METTI IN PRATICA —
1. Quali enti e luoghi nomina il brano sul sostegno psicologico durante il Covid-19?
2. Rispondi a queste domande sul brano sul sostegno psicologico durante il Covid-19:
(a) Da quando è attivo il servizio di supporto psicologico telefonico?
(b) Che cosa occorre, oltre all'appuntamento telefonico, per la presa in carico negli studi del Servizio?
(c) Quale numero si chiama per fissare l'appuntamento?
3. Come potrebbe proseguire il brano sul sostegno psicologico durante il Covid-19? Continualo dopo l'ultima frase.

BRANO SCELTO —
- - - - - - -

Covid-19: sostegno psicologico per venire incontro alle diverse difficoltà personali dei cittadini

Nel bel mezzo dell’emergenza sanitaria Covid-19, proprio essa ha comportato contemporaneamente un’altra emergenza più “subdola”, di carattere personale o psicologico.
Per venire incontro alle diverse difficoltà personali dei cittadini durante il lockdown, da marzo 2020 l’Ulss 9 Scaligera ha innescato un format di servizio di supporto psicologico telefonico per tutte le situazioni di ansia sul territorio della provincia di Verona, attività che è sempre continuata ininterrottamente fino a tuttora. Inoltre, dal 1 ottobre 2020, con impegnativa del proprio medico di medicina generale, è ancora possibile la presa in carico negli studi del Servizio, in via Monte Novegno 4, con antecedente appuntamento telefonico al numero 045/8344600.

- - - - - - -

Dati di analisi dell'impaginazione:
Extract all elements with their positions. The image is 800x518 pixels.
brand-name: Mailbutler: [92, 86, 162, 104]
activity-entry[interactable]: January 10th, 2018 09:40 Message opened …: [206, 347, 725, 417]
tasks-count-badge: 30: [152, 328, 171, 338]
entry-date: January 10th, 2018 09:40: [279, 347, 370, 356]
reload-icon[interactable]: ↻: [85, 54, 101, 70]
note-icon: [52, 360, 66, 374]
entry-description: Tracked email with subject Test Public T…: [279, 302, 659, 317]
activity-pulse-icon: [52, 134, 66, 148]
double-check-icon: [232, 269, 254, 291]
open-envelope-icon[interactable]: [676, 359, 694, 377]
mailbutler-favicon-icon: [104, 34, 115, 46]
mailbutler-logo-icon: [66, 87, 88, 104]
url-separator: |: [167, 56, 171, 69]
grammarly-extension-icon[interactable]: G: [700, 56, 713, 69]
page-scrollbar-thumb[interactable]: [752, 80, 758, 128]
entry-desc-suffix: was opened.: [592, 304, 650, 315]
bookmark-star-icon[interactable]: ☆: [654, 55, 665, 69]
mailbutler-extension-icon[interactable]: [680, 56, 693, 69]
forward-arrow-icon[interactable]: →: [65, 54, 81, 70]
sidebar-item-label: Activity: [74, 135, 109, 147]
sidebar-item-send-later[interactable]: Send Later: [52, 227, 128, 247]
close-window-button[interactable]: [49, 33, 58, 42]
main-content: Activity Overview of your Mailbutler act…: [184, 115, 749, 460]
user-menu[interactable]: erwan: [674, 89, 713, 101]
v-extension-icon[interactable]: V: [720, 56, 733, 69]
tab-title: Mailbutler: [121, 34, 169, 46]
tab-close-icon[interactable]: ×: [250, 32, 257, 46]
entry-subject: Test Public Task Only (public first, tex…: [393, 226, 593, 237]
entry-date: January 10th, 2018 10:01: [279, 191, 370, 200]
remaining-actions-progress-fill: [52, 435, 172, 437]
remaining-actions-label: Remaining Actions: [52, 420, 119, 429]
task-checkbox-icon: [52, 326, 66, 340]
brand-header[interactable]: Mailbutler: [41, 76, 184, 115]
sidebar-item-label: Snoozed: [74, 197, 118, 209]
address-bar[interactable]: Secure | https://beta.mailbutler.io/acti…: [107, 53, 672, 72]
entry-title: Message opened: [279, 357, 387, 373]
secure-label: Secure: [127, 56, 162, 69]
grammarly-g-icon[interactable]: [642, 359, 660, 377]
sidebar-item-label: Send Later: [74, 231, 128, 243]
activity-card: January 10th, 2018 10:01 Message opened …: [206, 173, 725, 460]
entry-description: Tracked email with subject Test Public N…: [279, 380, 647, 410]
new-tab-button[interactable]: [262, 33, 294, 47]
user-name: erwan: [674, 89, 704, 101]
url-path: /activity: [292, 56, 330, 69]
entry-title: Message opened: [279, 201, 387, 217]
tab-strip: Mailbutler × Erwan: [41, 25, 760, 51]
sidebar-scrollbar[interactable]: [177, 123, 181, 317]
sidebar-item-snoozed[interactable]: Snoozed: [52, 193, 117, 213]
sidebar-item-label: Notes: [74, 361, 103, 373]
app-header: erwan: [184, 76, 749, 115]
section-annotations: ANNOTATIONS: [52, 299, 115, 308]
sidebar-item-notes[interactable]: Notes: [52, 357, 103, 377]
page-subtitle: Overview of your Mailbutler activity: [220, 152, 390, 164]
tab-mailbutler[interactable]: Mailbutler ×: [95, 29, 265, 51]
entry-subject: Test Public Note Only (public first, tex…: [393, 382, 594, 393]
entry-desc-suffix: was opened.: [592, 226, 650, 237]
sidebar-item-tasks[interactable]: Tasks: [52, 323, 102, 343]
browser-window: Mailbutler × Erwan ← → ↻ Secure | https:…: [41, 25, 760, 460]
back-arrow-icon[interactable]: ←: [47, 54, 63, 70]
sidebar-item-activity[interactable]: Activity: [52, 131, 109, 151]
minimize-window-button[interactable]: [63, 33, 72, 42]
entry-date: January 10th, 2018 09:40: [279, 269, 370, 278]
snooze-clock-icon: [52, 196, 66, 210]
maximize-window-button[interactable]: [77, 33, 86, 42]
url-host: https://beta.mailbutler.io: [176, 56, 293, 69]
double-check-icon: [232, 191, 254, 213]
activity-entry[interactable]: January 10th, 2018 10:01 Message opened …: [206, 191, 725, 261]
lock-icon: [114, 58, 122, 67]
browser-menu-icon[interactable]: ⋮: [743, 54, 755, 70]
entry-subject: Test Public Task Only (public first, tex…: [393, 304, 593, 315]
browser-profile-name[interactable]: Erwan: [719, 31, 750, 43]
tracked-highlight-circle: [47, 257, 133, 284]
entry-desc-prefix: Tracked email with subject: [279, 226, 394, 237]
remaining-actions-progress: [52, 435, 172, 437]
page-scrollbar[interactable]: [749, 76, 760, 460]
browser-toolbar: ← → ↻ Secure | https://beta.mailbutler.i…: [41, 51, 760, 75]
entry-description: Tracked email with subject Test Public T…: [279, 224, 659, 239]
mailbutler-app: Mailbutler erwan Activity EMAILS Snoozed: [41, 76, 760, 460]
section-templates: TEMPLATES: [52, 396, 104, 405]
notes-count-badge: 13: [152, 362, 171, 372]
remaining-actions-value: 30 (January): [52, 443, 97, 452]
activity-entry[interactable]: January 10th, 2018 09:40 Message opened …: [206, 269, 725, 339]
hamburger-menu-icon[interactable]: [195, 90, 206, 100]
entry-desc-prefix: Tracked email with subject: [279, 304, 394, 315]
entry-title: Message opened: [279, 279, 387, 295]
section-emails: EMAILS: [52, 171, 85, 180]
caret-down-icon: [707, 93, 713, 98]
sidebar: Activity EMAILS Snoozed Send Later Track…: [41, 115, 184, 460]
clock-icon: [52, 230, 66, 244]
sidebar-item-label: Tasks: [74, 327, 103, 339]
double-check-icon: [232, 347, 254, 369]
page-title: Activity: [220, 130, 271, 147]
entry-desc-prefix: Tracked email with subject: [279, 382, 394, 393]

- - - - - - -

RISPOSTE ATTESE —
1. Ulss 9 Scaligera; provincia di Verona; via Monte Novegno 4

2.
(a) Da marzo 2020.
(b) L'impegnativa del proprio medico di medicina generale.
(c) Il numero 045/8344600.

3.
Il Servizio di Psicologia Territoriale dell’ULSS 9 Scaligera, la cui responsabile è la dottoressa Marcella Parise, da marzo a giugno è attivo dal 2000 per psicoterapie brevi con impegnativa medica, ha ricevuto una notevole quantità di domande di sostegno, in media 35 a settimana, con un lieve aumento durante la cosiddetta “Fase 2”, tra maggio e l’inizio di giugno. L’età delle persone che si sono rivolte al numero 045/8344600 va dai 20 ai 65 anni e il 70% delle richieste di supporto sono pervenute in particolare da parte di donne, per motivi di ansia e insonnia legati alla gestione famigliare soprattutto dei figli adolescenti.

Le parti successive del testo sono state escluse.